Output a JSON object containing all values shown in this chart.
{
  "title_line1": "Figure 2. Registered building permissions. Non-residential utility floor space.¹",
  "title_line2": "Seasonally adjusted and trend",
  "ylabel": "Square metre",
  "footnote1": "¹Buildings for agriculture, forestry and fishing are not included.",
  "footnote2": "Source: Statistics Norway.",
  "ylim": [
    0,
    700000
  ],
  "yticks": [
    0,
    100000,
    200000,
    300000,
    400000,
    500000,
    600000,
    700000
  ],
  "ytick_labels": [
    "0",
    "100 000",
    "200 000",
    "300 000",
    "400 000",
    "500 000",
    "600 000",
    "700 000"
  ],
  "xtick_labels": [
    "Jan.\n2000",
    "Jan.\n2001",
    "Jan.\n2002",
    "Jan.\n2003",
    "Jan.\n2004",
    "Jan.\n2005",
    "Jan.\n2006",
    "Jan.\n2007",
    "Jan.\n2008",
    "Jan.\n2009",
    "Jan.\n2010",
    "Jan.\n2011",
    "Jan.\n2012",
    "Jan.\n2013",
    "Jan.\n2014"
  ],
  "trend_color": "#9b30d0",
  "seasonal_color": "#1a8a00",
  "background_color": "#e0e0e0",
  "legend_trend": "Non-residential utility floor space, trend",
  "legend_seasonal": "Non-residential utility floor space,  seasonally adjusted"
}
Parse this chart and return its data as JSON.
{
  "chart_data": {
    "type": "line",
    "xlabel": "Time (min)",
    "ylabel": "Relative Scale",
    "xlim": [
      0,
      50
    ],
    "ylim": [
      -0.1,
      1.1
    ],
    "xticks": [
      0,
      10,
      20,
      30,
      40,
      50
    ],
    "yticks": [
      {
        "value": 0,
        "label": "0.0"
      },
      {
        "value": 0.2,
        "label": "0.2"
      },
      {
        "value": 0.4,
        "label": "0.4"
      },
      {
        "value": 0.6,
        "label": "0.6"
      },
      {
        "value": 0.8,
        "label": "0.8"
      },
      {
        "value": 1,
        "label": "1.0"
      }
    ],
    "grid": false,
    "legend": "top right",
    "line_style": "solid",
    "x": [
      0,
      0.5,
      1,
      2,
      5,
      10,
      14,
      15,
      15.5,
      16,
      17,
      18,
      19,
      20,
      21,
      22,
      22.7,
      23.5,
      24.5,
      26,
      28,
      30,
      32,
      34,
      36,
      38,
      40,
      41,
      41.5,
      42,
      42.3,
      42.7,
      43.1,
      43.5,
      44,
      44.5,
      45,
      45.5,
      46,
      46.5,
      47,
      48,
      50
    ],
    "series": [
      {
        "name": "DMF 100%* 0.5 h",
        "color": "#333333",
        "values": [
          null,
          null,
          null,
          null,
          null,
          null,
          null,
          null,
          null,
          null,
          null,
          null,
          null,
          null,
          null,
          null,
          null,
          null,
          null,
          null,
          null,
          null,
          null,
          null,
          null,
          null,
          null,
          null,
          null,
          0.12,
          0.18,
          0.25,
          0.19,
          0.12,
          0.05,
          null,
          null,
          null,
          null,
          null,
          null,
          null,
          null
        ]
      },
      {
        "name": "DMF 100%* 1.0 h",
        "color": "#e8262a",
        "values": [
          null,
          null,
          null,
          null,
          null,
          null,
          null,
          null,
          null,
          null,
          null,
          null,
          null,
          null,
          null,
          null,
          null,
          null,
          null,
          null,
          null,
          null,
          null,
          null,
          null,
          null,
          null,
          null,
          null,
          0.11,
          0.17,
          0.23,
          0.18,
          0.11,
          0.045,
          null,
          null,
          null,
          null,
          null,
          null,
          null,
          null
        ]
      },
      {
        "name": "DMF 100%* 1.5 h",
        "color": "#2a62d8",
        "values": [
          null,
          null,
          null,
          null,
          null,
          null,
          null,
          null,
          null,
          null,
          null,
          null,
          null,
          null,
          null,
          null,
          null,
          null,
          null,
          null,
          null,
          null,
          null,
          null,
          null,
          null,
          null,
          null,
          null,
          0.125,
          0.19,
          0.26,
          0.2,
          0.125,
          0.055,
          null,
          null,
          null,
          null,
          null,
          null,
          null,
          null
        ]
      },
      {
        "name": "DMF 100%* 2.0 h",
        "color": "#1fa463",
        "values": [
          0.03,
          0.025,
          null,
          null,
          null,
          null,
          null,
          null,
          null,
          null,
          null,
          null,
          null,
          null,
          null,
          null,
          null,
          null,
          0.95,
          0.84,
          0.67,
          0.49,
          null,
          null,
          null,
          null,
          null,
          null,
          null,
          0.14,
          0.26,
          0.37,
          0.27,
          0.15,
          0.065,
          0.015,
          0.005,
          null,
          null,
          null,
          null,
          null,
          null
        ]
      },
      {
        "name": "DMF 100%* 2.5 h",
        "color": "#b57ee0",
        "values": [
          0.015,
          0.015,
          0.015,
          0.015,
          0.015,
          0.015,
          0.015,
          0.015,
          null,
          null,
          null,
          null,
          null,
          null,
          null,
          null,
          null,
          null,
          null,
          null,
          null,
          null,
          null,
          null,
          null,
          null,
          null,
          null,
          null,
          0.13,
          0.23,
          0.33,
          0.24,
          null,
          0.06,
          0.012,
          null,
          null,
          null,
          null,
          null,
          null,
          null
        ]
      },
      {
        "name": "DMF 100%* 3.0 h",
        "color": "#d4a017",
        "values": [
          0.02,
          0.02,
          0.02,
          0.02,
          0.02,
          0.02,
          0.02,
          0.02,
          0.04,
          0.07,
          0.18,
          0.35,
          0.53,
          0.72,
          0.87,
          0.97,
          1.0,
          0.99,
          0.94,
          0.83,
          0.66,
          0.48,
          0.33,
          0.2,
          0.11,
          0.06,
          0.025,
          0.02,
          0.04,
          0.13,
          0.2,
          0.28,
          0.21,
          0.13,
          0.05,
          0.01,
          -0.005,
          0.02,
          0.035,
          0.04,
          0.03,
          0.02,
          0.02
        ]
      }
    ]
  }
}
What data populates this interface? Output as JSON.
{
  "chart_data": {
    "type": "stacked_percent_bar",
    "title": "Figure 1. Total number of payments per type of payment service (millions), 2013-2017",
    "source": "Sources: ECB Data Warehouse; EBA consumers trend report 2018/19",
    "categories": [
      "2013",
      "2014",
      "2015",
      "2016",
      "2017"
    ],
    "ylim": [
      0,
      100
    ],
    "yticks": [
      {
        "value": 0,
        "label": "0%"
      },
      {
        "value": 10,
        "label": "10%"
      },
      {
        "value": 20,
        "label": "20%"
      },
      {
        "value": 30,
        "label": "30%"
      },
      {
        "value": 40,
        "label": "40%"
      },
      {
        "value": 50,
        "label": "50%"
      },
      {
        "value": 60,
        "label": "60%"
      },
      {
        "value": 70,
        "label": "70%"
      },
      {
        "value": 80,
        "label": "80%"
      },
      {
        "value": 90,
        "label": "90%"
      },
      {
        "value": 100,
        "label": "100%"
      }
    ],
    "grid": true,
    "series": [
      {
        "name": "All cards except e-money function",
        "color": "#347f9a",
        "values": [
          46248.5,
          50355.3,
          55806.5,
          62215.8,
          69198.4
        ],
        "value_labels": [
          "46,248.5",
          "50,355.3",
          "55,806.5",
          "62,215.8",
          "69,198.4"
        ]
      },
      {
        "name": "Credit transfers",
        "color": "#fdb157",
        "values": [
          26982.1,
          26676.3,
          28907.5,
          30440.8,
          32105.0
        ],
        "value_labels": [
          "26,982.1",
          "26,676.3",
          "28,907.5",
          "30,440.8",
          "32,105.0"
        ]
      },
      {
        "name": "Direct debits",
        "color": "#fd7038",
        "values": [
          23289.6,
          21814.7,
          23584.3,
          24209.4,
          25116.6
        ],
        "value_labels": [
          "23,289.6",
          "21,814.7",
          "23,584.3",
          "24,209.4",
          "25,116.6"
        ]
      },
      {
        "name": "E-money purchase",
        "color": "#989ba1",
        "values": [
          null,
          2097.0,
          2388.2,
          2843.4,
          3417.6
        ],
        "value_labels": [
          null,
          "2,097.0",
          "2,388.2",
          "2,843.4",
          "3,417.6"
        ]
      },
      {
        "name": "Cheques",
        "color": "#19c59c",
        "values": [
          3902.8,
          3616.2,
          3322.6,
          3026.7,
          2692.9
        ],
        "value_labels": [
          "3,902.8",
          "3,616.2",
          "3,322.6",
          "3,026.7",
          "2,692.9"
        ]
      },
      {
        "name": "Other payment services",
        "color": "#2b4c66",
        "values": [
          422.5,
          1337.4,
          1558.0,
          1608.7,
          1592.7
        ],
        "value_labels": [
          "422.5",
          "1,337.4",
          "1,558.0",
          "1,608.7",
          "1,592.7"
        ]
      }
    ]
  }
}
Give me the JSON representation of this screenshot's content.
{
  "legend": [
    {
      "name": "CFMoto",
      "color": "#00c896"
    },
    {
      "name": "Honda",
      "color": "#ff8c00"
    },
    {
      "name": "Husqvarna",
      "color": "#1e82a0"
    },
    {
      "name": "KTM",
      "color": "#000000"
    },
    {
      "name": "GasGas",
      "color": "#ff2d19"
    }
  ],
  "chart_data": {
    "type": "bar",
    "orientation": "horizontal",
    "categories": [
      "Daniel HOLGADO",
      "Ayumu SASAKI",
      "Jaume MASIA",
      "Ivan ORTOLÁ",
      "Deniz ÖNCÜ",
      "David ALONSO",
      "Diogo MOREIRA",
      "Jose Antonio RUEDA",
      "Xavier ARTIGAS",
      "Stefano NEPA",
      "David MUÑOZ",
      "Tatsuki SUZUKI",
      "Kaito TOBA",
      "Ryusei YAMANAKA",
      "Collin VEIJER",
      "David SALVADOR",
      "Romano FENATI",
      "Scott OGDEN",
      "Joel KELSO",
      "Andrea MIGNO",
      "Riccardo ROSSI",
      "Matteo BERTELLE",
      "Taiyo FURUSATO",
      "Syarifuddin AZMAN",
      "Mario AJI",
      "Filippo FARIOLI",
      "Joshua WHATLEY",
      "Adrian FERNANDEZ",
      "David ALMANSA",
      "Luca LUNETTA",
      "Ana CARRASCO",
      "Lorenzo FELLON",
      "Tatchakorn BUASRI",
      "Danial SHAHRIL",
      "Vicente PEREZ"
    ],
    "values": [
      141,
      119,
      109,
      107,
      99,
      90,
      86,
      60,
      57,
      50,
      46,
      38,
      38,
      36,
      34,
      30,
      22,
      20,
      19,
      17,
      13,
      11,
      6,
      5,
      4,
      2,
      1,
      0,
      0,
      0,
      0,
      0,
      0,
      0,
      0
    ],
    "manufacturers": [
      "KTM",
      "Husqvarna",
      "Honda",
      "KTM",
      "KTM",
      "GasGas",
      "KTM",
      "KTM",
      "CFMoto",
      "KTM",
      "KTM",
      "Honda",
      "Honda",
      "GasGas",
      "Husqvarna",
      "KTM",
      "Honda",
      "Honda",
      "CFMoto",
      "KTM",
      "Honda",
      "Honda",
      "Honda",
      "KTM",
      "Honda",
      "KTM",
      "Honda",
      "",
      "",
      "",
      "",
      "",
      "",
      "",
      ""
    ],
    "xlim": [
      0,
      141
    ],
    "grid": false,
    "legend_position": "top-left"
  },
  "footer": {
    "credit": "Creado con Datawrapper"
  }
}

^^^^^^^^^^^^^^^^

▶ _Written instruction_
Find the word "utility" in the records and pull out each line that has it.

▶ _Task solution_
  "title_line1": "Figure 2. Registered building permissions. Non-residential utility floor space.¹",
  "legend_trend": "Non-residential utility floor space, trend",
  "legend_seasonal": "Non-residential utility floor space,  seasonally adjusted"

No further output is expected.